■ **Set task**: Reproduce all entries precisely as they are written.
-- BEGIN Task material --
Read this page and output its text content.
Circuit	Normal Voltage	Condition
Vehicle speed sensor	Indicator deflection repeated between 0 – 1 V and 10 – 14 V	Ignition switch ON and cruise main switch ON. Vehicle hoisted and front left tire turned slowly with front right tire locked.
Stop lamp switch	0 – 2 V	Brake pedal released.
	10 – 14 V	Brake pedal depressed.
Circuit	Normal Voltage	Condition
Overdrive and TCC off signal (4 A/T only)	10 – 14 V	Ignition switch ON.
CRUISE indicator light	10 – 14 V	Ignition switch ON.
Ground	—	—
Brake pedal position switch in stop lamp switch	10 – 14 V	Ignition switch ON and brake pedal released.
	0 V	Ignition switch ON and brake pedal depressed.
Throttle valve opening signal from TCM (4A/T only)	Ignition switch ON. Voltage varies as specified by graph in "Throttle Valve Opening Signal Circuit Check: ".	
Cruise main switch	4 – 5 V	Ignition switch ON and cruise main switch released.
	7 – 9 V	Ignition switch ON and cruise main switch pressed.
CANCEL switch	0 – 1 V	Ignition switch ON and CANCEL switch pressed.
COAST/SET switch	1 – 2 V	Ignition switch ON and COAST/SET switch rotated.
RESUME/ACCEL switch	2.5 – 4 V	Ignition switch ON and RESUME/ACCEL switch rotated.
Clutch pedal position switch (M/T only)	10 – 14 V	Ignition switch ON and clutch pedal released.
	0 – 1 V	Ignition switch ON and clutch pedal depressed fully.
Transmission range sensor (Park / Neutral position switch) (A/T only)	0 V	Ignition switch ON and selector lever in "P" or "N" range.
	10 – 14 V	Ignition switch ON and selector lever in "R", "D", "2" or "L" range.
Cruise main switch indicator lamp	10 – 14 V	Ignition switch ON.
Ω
-- END Task material --
■ **Reply to the task**:
Read this page and output its text content.
Circuit	Normal Voltage	Condition
Vehicle speed sensor	Indicator deflection repeated between 0 – 1 V and 10 – 14 V	Ignition switch ON and cruise main switch ON. Vehicle hoisted and front left tire turned slowly with front right tire locked.
Stop lamp switch	0 – 2 V	Brake pedal released.
	10 – 14 V	Brake pedal depressed.
Circuit	Normal Voltage	Condition
Overdrive and TCC off signal (4 A/T only)	10 – 14 V	Ignition switch ON.
CRUISE indicator light	10 – 14 V	Ignition switch ON.
Ground	—	—
Brake pedal position switch in stop lamp switch	10 – 14 V	Ignition switch ON and brake pedal released.
	0 V	Ignition switch ON and brake pedal depressed.
Throttle valve opening signal from TCM (4A/T only)	Ignition switch ON. Voltage varies as specified by graph in "Throttle Valve Opening Signal Circuit Check: ".	
Cruise main switch	4 – 5 V	Ignition switch ON and cruise main switch released.
	7 – 9 V	Ignition switch ON and cruise main switch pressed.
CANCEL switch	0 – 1 V	Ignition switch ON and CANCEL switch pressed.
COAST/SET switch	1 – 2 V	Ignition switch ON and COAST/SET switch rotated.
RESUME/ACCEL switch	2.5 – 4 V	Ignition switch ON and RESUME/ACCEL switch rotated.
Clutch pedal position switch (M/T only)	10 – 14 V	Ignition switch ON and clutch pedal released.
	0 – 1 V	Ignition switch ON and clutch pedal depressed fully.
Transmission range sensor (Park / Neutral position switch) (A/T only)	0 V	Ignition switch ON and selector lever in "P" or "N" range.
	10 – 14 V	Ignition switch ON and selector lever in "R", "D", "2" or "L" range.
Cruise main switch indicator lamp	10 – 14 V	Ignition switch ON.
Ω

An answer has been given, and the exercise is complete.